═════ Data records ═════

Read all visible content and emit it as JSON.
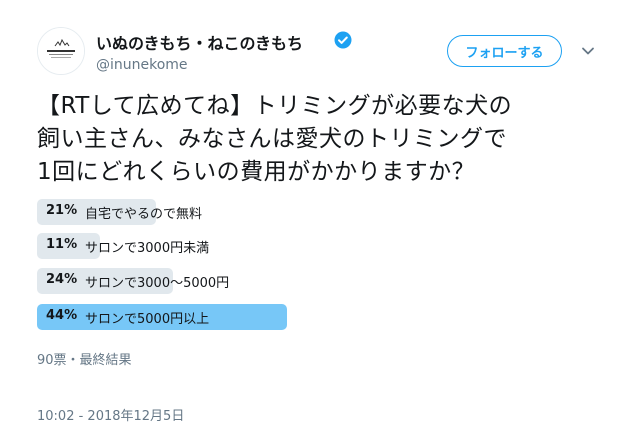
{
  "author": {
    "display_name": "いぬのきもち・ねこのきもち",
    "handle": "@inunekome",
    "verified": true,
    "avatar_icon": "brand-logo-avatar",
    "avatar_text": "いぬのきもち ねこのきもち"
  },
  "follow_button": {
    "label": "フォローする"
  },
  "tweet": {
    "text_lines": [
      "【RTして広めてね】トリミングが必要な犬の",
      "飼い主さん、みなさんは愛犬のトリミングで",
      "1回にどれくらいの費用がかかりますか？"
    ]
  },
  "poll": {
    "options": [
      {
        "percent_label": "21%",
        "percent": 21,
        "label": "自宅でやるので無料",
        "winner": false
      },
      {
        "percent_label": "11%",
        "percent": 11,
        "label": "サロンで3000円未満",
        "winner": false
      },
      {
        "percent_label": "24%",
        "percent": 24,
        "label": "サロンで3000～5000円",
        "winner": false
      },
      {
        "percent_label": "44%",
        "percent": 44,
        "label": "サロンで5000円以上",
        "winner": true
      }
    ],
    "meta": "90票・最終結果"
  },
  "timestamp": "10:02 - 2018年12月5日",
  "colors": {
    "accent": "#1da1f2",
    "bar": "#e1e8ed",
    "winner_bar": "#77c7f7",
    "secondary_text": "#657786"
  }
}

═════

■ Given task: Restate the whole listing above exactly, please, omitting every image.

■ Answer to the task:
Read all visible content and emit it as JSON.
{
  "author": {
    "display_name": "いぬのきもち・ねこのきもち",
    "handle": "@inunekome",
    "verified": true,
    "avatar_icon": "brand-logo-avatar",
    "avatar_text": "いぬのきもち ねこのきもち"
  },
  "follow_button": {
    "label": "フォローする"
  },
  "tweet": {
    "text_lines": [
      "【RTして広めてね】トリミングが必要な犬の",
      "飼い主さん、みなさんは愛犬のトリミングで",
      "1回にどれくらいの費用がかかりますか？"
    ]
  },
  "poll": {
    "options": [
      {
        "percent_label": "21%",
        "percent": 21,
        "label": "自宅でやるので無料",
        "winner": false
      },
      {
        "percent_label": "11%",
        "percent": 11,
        "label": "サロンで3000円未満",
        "winner": false
      },
      {
        "percent_label": "24%",
        "percent": 24,
        "label": "サロンで3000～5000円",
        "winner": false
      },
      {
        "percent_label": "44%",
        "percent": 44,
        "label": "サロンで5000円以上",
        "winner": true
      }
    ],
    "meta": "90票・最終結果"
  },
  "timestamp": "10:02 - 2018年12月5日",
  "colors": {
    "accent": "#1da1f2",
    "bar": "#e1e8ed",
    "winner_bar": "#77c7f7",
    "secondary_text": "#657786"
  }
}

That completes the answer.